Search the records that follow and extract every line containing the string "Test".
:: Data provided ::
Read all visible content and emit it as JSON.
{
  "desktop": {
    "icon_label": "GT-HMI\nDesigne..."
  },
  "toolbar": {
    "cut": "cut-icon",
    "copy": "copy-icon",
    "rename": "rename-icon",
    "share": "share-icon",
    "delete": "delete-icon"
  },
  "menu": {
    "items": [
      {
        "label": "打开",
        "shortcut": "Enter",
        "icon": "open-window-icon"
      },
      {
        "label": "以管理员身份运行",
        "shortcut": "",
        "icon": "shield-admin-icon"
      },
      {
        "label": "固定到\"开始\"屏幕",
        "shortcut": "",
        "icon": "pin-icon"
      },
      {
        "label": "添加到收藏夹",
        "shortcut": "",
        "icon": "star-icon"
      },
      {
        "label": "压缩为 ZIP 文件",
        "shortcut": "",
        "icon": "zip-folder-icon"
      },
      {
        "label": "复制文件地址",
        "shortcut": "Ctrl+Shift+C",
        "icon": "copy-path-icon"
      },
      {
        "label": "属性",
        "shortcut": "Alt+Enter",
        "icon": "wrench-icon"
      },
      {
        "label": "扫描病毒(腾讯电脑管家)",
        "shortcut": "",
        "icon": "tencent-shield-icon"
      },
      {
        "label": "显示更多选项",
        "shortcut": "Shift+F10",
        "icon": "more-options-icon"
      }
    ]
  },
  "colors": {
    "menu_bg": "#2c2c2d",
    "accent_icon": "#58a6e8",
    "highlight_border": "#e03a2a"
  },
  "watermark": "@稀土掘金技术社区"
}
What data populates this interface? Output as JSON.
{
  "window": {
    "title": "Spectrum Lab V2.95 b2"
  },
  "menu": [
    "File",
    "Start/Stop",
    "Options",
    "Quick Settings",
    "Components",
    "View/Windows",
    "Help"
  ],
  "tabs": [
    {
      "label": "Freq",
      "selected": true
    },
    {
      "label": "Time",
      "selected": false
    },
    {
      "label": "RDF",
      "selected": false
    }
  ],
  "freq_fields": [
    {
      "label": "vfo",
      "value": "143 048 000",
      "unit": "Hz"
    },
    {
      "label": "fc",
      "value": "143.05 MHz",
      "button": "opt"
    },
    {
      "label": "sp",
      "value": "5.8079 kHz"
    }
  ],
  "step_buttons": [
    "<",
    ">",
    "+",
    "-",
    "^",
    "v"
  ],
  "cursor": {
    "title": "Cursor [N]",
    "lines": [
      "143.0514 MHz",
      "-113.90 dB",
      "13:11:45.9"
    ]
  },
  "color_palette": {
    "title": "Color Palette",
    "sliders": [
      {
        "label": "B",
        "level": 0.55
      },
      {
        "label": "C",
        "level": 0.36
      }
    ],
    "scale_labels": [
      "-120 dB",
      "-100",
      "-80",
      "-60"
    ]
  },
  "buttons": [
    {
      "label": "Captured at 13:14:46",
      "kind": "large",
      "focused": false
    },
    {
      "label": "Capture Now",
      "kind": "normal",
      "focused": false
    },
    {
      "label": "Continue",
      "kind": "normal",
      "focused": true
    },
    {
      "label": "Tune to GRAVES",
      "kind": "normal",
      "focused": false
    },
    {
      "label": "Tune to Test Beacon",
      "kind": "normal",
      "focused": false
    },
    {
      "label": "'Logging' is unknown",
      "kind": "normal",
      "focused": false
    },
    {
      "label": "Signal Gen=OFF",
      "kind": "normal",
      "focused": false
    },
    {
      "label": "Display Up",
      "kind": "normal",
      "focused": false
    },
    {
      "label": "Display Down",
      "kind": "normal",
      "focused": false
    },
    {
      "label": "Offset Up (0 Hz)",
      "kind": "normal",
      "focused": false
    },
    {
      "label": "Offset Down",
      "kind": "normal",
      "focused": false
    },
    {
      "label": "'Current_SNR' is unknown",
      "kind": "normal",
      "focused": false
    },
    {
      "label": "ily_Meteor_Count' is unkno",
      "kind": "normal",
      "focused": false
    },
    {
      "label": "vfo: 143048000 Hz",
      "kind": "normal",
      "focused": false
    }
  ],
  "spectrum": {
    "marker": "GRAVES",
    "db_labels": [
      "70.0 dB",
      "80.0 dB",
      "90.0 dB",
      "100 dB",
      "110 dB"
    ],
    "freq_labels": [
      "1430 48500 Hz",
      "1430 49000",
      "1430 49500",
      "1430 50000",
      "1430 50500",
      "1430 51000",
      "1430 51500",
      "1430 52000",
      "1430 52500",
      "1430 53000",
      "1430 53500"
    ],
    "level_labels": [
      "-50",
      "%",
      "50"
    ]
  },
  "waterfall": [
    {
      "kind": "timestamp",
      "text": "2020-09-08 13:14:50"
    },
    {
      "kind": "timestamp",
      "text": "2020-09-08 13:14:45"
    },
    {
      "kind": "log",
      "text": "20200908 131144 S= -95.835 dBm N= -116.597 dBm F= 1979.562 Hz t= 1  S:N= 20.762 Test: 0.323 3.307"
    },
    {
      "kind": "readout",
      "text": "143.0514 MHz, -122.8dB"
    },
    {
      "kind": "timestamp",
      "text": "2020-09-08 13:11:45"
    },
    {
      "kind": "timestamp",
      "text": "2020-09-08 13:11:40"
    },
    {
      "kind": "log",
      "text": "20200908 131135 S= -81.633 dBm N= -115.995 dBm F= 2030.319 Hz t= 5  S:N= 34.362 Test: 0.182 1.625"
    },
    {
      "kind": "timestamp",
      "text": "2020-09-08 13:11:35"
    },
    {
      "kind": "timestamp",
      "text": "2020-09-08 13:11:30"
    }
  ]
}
:::
#### The solution
      "label": "Tune to Test Beacon",
      "text": "20200908 131144 S= -95.835 dBm N= -116.597 dBm F= 1979.562 Hz t= 1  S:N= 20.762 Test: 0.323 3.307"
      "text": "20200908 131135 S= -81.633 dBm N= -115.995 dBm F= 2030.319 Hz t= 5  S:N= 34.362 Test: 0.182 1.625"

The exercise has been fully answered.